▶ **Problem to work on**: Note how many lines hold "Bonifácz" and report that number by itself.

▶ **Material**:
====
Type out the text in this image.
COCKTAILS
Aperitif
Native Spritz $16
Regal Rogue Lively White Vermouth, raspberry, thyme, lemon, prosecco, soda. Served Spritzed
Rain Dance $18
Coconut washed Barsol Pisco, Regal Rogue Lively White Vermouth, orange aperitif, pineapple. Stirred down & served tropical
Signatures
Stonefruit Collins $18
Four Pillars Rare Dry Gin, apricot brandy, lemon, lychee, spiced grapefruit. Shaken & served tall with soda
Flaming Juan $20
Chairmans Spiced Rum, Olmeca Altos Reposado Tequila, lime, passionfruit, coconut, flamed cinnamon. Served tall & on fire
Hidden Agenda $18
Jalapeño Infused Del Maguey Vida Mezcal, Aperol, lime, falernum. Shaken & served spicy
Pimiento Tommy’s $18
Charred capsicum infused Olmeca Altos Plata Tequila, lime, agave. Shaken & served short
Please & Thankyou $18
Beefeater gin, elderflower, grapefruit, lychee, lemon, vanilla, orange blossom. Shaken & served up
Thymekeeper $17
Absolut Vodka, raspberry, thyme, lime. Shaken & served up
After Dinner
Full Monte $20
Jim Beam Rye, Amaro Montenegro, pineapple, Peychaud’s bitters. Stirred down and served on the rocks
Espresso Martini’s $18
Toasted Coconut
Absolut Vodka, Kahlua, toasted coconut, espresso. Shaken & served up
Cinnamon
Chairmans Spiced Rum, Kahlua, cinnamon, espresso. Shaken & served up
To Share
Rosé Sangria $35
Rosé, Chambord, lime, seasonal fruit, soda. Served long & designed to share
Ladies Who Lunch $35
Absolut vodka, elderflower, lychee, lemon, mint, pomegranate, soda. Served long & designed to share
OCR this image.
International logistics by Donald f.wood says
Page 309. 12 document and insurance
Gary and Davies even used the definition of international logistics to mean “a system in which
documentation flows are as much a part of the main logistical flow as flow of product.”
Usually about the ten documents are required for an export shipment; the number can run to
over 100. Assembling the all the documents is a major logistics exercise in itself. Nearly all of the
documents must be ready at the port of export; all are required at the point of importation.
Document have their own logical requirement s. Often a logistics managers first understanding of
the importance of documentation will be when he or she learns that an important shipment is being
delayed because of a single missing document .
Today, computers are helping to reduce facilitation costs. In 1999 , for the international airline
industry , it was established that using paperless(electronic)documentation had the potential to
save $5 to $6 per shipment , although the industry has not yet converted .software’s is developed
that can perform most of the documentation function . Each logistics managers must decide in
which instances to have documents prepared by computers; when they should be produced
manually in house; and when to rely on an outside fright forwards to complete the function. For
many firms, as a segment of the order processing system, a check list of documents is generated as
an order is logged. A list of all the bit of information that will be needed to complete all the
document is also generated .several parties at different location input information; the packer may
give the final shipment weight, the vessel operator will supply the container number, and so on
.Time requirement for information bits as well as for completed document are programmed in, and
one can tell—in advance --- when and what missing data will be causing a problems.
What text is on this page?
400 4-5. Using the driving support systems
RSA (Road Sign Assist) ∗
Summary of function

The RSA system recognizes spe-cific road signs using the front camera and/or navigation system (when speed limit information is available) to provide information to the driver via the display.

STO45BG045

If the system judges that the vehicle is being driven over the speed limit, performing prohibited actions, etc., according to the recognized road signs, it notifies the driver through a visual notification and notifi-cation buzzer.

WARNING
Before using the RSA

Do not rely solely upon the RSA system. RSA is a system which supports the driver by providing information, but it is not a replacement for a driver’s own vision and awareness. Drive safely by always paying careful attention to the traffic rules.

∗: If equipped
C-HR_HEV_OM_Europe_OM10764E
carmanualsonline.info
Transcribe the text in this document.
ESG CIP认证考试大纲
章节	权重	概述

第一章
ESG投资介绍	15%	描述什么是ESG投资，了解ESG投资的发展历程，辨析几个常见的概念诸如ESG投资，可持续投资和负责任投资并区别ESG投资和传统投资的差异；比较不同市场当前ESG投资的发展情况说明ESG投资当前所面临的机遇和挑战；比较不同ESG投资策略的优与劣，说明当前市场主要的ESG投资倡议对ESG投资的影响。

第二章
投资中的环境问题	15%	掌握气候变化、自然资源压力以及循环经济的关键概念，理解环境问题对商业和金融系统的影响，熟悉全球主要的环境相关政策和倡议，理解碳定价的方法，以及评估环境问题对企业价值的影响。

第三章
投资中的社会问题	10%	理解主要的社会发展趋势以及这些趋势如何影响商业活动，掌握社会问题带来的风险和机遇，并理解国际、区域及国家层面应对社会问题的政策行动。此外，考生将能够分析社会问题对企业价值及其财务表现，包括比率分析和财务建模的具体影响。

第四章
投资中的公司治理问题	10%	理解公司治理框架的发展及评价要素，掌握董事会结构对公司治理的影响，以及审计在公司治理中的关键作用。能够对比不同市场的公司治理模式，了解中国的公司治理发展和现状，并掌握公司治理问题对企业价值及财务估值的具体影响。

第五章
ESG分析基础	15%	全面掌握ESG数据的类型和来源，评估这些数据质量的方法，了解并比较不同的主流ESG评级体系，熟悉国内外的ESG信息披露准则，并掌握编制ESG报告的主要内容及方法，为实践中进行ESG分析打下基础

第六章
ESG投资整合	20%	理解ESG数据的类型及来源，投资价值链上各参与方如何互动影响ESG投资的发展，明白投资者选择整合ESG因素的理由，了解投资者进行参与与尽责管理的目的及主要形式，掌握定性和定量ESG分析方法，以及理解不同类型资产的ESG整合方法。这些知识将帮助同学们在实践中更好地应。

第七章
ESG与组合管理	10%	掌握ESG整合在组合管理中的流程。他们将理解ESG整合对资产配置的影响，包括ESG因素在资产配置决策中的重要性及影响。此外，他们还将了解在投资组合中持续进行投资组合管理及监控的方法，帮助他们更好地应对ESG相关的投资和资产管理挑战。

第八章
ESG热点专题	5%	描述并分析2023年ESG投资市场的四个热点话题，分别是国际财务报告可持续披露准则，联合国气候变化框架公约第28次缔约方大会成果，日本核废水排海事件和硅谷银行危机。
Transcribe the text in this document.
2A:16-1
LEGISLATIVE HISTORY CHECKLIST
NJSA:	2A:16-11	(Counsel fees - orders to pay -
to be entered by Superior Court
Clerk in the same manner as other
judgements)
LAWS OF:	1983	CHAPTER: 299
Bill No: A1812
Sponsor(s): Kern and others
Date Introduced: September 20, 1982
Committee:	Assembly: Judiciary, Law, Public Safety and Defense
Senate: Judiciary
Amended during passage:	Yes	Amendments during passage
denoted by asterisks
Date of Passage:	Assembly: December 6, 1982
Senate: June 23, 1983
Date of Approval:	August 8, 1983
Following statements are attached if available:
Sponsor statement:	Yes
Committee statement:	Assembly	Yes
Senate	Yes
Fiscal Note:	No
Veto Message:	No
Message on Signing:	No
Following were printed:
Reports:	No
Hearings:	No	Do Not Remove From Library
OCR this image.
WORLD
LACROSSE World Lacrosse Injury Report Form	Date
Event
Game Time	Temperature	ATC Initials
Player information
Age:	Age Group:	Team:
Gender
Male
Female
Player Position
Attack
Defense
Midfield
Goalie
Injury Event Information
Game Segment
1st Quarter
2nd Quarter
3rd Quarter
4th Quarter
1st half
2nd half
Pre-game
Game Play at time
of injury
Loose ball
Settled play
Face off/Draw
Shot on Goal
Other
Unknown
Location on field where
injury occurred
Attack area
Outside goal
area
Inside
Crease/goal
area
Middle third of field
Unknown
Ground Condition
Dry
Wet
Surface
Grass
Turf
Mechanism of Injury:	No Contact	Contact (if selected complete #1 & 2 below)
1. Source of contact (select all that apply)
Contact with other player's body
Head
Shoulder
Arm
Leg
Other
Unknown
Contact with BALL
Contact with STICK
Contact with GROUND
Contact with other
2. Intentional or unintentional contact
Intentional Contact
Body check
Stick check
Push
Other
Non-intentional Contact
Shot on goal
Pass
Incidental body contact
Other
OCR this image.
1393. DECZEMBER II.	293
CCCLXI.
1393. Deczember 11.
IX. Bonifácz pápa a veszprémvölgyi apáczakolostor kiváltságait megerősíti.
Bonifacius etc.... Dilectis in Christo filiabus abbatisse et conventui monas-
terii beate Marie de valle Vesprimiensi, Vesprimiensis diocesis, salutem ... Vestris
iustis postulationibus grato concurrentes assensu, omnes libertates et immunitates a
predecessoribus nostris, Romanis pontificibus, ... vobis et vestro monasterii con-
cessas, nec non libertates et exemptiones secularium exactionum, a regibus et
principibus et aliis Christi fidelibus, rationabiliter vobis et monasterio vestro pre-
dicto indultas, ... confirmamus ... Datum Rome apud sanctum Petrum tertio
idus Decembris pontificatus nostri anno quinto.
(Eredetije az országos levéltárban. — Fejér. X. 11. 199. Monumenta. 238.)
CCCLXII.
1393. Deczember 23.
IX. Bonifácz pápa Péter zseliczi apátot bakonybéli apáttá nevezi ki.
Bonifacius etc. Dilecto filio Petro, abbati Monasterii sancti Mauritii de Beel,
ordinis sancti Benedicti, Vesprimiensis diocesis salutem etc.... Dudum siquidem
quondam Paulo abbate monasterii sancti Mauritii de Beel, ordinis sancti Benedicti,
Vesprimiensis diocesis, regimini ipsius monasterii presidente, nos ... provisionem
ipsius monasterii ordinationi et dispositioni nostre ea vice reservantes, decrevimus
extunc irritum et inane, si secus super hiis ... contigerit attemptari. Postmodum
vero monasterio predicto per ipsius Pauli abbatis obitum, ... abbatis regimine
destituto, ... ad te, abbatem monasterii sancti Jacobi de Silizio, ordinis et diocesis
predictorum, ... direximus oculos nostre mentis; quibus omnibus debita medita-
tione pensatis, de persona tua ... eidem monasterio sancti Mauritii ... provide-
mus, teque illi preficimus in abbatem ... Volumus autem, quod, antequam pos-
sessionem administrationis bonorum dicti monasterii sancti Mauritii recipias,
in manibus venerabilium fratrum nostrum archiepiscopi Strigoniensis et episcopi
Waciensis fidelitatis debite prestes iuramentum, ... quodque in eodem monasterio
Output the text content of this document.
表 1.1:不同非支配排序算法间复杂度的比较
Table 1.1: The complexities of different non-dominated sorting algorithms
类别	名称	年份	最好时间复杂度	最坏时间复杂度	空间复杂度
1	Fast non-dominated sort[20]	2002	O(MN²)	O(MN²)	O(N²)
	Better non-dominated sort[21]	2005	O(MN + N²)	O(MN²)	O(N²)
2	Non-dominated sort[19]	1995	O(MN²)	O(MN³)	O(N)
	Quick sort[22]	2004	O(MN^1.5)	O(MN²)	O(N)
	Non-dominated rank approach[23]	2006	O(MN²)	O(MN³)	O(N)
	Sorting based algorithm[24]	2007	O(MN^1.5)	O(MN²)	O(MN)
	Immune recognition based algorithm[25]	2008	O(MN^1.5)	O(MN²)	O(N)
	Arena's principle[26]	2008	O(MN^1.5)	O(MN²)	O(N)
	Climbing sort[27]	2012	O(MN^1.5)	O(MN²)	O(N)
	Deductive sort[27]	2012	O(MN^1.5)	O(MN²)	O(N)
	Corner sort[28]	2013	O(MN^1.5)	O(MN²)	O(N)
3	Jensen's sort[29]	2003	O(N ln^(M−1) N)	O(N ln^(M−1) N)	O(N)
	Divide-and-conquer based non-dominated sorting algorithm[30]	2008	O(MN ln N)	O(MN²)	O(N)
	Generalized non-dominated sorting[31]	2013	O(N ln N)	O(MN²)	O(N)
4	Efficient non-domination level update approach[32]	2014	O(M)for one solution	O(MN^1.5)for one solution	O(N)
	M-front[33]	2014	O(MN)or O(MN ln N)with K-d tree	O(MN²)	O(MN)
====
▶ **Output for this task**: 2